*Texte:*
----------
Texte intégral
RÉPUBLIQUE FRANÇAISE
AU NOM DU PEUPLE FRANÇAIS
COUR D'APPEL DE PARIS
L. 340-1 et suivants du Code de l'entrée et du séjour
des étrangers et du droit d'asile
ORDONNANCE DU 20 FEVRIER 2026
(1 pages)
Numéro d'inscription au répertoire général et de décision : Q N° RG 26/00938 - N° Portalis 35L7-V-B7K-CMYKR
Décision déférée : ordonnance rendue le 18 février 2026, à 14h39, par le magistrat du siège du tribunal judiciaire de Bobigny
Nous, Laurent Ben-kemoun, président de chambre à la cour d'appel de Paris, agissant par délégation du premier président de cette cour, assisté de Camille Besson, greffière aux débats et au prononcé de l'ordonnance,
APPELANT :
M. [C] [E] [C] [Q]
né le 19 août 2007 à [Localité 1], de nationalité égyptienne
MAINTENU en zone d'attente de l'aéroport de : [Localité 2]-Charles-de-Gaulle
Informé le 19 février 2026 à 14h28, de la possibilité de faire valoir ses observations sur le caractère manifestement irrecevable de son appel, en application des dispositions de l'article R 342-14 du code de l'entrée et du séjour des étrangers et du droit d'asile
INTIMÉ :
LE PREFET DE POLICE
Informé le 19 février 2026 à 14h28, de la possibilité de faire valoir ses observations sur le caractère manifestement irrecevable de l'appel, en application des dispositions de l'article R 342-14 du code de l'entrée et du séjour des étrangers et du droit d'asile,
MINISTÈRE PUBLIC, avisé de la date et de l'heure de l'audience
ORDONNANCE : contradictoire
- Vu l'ordonnance du 18 février 2026 du magistrat du siège du tribunal judiciaire de Bobigny autorisant le maintien de M. [C] [E] [C] [Q] en zone d'attente de l'aéroport de [C] pour une durée de 8 jours ;
- Vu l'appel interjeté le 18 février 2026, à 19h01 complété le 19/02 à 8h47, par M. [C] [E] [C] [Q] ;
- Vu les observations reçues par courriel en date du 19 février 2026 à 16h35, par M. [C] [E] [C] [Q] ;
SUR QUOI,
L'article L 342-14 du code de l'entrée et du séjour des étrangers et du droit d'asile, dispose':
«'Le premier président de la cour d'appel ou son délégué peut, par ordonnance motivée et sans avoir préalablement convoqué les parties, rejeter les déclarations d'appel manifestement irrecevables.'»
----------
*Données sources:*
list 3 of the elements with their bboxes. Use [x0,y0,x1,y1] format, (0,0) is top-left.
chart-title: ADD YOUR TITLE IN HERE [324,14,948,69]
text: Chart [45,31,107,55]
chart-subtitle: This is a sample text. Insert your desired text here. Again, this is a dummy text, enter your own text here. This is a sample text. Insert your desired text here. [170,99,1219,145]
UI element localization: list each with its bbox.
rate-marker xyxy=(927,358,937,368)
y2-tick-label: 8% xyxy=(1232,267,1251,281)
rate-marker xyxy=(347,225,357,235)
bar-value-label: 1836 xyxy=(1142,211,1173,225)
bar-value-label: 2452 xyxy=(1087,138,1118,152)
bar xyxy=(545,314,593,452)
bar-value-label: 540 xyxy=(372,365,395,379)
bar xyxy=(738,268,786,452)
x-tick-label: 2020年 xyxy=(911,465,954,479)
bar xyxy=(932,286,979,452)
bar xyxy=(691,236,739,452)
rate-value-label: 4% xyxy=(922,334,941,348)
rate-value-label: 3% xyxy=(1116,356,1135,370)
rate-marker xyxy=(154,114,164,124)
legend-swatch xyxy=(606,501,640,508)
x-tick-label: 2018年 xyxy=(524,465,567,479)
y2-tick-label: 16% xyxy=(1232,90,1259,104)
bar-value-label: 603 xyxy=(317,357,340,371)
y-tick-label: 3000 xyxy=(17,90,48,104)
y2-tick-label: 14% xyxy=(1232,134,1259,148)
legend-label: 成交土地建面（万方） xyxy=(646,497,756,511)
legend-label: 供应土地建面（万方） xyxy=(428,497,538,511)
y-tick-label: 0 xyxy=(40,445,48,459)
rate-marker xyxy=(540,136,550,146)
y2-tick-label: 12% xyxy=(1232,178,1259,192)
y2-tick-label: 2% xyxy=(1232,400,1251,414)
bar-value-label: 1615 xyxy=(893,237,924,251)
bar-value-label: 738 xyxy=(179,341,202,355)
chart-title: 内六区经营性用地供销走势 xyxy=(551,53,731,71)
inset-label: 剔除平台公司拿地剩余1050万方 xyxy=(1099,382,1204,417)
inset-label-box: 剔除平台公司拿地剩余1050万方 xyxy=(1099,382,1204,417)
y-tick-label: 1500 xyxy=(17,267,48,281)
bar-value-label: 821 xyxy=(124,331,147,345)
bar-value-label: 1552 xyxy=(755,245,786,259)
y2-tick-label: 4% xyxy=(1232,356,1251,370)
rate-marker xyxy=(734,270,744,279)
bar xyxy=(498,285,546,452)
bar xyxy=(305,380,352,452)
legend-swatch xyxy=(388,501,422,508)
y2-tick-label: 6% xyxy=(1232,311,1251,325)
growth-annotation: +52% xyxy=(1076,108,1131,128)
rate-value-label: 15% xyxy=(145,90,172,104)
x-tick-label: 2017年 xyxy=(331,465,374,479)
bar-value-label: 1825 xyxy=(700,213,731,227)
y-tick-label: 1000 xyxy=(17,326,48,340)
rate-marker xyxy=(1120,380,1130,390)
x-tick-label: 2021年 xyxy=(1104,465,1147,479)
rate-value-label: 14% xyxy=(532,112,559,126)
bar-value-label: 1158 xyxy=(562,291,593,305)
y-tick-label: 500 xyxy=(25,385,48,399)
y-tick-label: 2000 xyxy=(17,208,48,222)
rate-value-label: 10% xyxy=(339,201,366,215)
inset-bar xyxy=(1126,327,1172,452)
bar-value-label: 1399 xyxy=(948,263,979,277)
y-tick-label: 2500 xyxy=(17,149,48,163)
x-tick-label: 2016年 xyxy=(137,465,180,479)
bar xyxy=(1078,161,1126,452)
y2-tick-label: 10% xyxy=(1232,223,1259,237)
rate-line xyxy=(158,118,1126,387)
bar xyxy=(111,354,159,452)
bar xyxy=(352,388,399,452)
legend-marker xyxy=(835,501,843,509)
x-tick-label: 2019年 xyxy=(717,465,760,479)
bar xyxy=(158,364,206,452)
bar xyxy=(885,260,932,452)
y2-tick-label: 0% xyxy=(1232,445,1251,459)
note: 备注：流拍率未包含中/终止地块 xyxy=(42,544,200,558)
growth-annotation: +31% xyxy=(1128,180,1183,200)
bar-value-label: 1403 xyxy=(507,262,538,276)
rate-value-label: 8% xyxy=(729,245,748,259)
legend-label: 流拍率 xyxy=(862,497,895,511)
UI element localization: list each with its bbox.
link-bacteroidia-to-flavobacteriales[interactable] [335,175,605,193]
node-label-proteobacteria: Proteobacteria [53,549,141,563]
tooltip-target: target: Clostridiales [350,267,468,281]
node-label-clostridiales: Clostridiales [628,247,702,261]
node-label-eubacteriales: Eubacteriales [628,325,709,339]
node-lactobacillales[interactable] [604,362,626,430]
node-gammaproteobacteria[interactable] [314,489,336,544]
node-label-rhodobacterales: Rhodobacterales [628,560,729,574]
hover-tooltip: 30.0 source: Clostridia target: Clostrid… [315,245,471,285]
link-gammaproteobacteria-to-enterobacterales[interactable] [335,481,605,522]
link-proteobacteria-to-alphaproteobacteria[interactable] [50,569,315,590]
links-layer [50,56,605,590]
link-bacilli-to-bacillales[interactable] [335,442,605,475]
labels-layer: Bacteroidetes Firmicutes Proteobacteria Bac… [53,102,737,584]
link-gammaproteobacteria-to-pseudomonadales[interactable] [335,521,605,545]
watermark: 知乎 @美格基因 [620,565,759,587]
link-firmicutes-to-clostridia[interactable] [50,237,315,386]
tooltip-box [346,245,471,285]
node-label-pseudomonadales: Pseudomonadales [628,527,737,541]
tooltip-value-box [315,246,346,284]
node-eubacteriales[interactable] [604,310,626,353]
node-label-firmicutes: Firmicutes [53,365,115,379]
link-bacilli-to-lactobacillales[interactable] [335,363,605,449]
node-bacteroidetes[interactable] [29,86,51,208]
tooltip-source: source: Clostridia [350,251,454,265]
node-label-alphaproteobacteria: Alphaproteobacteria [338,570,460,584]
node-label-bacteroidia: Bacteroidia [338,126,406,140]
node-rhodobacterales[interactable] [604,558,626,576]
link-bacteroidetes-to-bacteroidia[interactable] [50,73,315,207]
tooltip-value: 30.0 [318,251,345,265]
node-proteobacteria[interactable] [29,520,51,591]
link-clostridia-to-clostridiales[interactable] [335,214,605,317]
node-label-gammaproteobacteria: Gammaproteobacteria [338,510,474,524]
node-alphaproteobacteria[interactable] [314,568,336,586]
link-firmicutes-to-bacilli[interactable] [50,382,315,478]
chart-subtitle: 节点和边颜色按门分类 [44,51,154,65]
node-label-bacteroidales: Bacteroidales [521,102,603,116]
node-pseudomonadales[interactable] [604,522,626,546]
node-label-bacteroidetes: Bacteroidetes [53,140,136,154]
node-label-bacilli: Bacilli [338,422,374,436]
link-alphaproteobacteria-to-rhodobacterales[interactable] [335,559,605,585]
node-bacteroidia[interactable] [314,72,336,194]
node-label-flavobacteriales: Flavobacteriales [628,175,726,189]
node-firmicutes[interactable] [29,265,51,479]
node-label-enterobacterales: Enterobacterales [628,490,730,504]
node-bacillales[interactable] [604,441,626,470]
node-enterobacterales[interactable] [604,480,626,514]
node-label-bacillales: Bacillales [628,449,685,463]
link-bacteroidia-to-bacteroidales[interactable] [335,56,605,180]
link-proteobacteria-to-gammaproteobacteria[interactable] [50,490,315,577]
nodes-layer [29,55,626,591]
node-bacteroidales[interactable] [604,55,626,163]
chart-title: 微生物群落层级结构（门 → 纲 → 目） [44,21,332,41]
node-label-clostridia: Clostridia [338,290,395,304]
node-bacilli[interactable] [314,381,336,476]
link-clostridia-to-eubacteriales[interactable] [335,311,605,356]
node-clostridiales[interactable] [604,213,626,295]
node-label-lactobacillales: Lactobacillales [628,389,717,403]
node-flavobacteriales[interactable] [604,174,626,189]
----------
*Liste des tâches:*
• 1. Répondez à ces questions d'après le texte :
(a) Quelle est la nationalité de l'appelant ?
(b) Pour quelle durée le magistrat du siège du tribunal judiciaire de Bobigny a-t-il autorisé le maintien de l'appelant en zone d'attente ?
(c) À quelle heure les observations de l'appelant ont-elles été reçues par courriel le 19 février 2026 ?
• 2. Mettez en anglais cette phrase tirée du texte : « Le premier président de la cour d'appel ou son délégué peut, par ordonnance motivée et sans avoir préalablement convoqué les parties, rejeter les déclarations d'appel manifestement irrecevables. »

*Liste des réponses:*
• 1.
(a) Égyptienne.
(b) 8 jours.
(c) À 16h35.

• 2. The first president of the court of appeal or the first president's delegate may, by a reasoned order and without having first summoned the parties, reject manifestly inadmissible declarations of appeal.